What this task involves:
Return exactly the span of lines that opens with the line containing "Convert this document image to plain text." and closes with the last line of the data, inclusive.

Entries provided:
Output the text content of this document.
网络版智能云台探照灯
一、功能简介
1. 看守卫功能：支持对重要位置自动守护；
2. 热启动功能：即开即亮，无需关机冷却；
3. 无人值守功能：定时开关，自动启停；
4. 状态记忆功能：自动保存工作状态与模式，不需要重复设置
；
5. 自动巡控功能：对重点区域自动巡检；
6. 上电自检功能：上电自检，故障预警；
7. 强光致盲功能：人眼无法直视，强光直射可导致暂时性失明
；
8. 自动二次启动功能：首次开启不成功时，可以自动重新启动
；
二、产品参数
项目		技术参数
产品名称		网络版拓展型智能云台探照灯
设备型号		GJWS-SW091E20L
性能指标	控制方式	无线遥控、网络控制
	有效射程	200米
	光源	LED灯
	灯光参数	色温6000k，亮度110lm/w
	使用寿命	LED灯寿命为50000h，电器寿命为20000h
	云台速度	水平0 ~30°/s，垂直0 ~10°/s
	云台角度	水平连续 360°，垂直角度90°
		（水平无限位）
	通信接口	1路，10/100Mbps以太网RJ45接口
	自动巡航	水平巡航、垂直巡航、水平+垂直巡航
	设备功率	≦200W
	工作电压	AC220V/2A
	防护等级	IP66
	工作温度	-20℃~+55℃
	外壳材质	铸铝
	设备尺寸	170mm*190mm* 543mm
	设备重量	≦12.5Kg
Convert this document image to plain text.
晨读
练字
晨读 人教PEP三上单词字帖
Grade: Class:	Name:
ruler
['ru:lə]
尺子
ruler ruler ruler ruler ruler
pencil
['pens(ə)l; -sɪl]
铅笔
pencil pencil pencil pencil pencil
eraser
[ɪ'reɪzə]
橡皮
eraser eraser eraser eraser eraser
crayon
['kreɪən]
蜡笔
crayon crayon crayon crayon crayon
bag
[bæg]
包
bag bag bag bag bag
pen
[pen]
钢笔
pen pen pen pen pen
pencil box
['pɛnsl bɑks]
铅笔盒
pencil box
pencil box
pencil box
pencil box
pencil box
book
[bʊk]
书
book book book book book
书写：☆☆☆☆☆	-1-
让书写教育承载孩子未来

Written solution:
Convert this document image to plain text.
晨读
练字
晨读 人教PEP三上单词字帖
Grade: Class:	Name:
ruler
['ru:lə]
尺子
ruler ruler ruler ruler ruler
pencil
['pens(ə)l; -sɪl]
铅笔
pencil pencil pencil pencil pencil
eraser
[ɪ'reɪzə]
橡皮
eraser eraser eraser eraser eraser
crayon
['kreɪən]
蜡笔
crayon crayon crayon crayon crayon
bag
[bæg]
包
bag bag bag bag bag
pen
[pen]
钢笔
pen pen pen pen pen
pencil box
['pɛnsl bɑks]
铅笔盒
pencil box
pencil box
pencil box
pencil box
pencil box
book
[bʊk]
书
book book book book book
书写：☆☆☆☆☆	-1-
让书写教育承载孩子未来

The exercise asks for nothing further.